| SET EXERCISE |
Copy every line from the records below that holds the word "ylabel".

***

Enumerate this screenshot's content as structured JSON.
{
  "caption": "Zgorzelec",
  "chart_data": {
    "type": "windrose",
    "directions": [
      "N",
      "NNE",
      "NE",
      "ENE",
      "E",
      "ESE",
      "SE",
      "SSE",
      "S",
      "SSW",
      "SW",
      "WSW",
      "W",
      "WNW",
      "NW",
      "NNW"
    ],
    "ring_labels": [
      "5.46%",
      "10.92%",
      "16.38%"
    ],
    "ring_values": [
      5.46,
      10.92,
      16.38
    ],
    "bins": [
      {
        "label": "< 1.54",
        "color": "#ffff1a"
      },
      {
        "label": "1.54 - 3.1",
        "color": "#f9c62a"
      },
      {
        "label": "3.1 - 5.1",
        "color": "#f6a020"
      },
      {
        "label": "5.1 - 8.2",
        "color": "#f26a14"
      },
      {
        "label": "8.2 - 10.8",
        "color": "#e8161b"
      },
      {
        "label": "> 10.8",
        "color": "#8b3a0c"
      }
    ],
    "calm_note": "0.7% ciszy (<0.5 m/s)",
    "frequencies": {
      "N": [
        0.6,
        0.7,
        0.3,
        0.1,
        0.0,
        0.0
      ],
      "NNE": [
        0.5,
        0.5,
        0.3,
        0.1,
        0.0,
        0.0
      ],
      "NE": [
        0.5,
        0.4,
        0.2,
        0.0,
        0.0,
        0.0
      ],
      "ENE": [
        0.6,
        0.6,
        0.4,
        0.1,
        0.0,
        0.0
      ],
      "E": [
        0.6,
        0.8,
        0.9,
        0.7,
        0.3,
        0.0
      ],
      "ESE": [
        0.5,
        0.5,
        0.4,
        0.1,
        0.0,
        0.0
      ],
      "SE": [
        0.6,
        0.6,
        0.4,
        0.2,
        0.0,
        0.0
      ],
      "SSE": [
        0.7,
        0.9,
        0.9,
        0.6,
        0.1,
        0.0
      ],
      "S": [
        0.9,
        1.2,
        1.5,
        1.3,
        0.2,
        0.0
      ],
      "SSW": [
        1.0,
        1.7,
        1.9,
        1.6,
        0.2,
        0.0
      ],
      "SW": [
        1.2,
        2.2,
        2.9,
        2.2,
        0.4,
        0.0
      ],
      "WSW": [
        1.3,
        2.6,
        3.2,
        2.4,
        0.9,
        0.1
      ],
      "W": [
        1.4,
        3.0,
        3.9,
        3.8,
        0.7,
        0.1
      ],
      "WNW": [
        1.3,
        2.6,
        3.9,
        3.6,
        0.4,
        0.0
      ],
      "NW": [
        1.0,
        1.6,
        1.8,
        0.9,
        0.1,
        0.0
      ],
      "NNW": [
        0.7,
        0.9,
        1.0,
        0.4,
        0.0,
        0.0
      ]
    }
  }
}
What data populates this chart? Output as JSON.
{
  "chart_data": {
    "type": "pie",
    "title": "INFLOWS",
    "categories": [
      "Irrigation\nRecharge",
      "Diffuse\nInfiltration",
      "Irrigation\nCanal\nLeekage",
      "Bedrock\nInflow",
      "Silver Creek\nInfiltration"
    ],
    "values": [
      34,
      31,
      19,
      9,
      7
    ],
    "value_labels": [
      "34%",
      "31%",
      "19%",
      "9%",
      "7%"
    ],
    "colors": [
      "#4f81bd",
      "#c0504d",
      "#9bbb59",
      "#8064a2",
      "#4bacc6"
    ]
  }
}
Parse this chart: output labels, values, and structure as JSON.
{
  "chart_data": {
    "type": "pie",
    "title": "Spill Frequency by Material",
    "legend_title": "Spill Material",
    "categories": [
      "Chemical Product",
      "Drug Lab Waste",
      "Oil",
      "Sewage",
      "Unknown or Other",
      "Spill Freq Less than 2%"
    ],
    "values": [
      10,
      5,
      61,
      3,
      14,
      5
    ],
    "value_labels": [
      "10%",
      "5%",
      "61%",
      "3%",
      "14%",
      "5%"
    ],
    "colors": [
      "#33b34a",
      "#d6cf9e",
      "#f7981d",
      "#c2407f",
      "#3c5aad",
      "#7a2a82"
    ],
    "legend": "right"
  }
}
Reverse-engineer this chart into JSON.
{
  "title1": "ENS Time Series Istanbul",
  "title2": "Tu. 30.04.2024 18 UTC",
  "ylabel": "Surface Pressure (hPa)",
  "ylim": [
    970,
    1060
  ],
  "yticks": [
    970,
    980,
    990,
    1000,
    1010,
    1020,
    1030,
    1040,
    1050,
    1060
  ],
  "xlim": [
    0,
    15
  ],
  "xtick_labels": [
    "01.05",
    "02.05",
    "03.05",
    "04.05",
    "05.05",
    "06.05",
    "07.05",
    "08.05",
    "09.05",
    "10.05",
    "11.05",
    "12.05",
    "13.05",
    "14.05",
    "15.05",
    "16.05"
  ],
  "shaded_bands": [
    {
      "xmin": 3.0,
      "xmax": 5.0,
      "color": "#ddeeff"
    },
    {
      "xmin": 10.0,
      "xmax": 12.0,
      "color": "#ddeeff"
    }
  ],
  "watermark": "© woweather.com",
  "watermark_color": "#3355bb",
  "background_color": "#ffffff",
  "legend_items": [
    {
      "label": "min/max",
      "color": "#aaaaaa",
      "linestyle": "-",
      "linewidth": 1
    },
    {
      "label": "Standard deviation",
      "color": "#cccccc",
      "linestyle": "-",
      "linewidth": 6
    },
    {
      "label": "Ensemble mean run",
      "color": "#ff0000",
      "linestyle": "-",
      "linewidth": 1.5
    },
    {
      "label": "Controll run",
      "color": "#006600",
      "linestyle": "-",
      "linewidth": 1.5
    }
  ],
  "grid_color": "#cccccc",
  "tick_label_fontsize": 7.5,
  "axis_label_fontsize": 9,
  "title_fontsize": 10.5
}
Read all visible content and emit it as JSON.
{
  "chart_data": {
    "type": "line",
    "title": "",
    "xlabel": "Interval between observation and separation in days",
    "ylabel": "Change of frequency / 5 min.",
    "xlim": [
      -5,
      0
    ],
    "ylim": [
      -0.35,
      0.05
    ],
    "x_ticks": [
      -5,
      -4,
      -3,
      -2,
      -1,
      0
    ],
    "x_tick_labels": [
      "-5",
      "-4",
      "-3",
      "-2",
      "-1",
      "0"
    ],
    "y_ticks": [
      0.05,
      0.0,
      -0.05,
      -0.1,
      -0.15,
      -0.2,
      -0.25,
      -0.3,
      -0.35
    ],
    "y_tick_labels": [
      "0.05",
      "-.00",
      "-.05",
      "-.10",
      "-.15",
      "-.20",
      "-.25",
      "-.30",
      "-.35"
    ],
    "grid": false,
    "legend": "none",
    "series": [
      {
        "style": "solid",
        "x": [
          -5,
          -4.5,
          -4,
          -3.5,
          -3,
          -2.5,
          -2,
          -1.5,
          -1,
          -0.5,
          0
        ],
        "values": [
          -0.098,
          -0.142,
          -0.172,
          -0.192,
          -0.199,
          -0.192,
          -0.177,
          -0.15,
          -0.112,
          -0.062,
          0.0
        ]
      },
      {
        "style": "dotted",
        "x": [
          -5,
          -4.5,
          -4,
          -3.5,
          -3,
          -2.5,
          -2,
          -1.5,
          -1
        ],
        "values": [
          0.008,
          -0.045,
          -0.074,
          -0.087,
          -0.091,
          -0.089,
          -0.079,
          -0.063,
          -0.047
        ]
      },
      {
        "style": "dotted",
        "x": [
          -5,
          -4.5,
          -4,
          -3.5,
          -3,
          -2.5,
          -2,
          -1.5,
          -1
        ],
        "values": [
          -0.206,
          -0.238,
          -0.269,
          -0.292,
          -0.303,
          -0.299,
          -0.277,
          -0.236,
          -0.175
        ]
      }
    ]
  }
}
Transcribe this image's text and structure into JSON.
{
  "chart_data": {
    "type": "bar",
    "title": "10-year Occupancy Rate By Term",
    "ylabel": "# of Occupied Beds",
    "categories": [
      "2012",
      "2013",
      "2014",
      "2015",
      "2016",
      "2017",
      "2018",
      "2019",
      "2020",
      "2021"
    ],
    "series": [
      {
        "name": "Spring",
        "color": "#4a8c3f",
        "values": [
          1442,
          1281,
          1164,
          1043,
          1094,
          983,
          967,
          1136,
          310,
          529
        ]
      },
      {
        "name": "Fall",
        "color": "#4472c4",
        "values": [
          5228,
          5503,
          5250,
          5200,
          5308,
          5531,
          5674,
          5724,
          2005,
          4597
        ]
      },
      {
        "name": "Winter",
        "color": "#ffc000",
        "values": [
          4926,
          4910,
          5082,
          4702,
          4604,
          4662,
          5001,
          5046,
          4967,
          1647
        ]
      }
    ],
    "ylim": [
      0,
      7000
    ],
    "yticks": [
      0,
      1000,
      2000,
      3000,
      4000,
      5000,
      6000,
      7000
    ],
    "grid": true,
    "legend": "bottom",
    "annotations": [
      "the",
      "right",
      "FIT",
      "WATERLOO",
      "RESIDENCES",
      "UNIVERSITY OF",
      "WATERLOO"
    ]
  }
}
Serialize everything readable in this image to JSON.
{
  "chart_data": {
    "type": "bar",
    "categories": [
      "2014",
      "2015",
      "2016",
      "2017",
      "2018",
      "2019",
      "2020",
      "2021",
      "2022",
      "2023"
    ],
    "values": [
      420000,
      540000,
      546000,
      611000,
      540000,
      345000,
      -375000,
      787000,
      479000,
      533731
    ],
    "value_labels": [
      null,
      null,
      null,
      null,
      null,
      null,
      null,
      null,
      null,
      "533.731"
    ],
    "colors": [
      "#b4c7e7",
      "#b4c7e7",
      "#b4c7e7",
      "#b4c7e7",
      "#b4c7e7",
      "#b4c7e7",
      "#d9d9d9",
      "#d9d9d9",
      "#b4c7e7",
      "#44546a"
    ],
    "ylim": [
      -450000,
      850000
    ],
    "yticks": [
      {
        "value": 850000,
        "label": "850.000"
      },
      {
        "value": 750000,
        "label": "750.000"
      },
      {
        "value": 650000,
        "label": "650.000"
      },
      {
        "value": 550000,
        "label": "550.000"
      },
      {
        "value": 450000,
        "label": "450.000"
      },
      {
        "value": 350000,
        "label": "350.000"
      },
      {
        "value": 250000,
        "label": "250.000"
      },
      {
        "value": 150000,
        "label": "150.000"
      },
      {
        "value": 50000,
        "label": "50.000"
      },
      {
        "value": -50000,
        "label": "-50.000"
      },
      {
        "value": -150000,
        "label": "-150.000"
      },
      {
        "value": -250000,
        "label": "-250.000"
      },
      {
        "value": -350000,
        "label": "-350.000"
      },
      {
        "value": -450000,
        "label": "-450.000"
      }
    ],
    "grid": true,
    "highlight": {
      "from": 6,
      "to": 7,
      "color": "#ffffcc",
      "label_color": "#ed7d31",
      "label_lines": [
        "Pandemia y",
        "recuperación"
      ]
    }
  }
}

***

| CORRECT RESPONSE |
  "ylabel": "Surface Pressure (hPa)",
    "ylabel": "Change of frequency / 5 min.",
    "ylabel": "# of Occupied Beds",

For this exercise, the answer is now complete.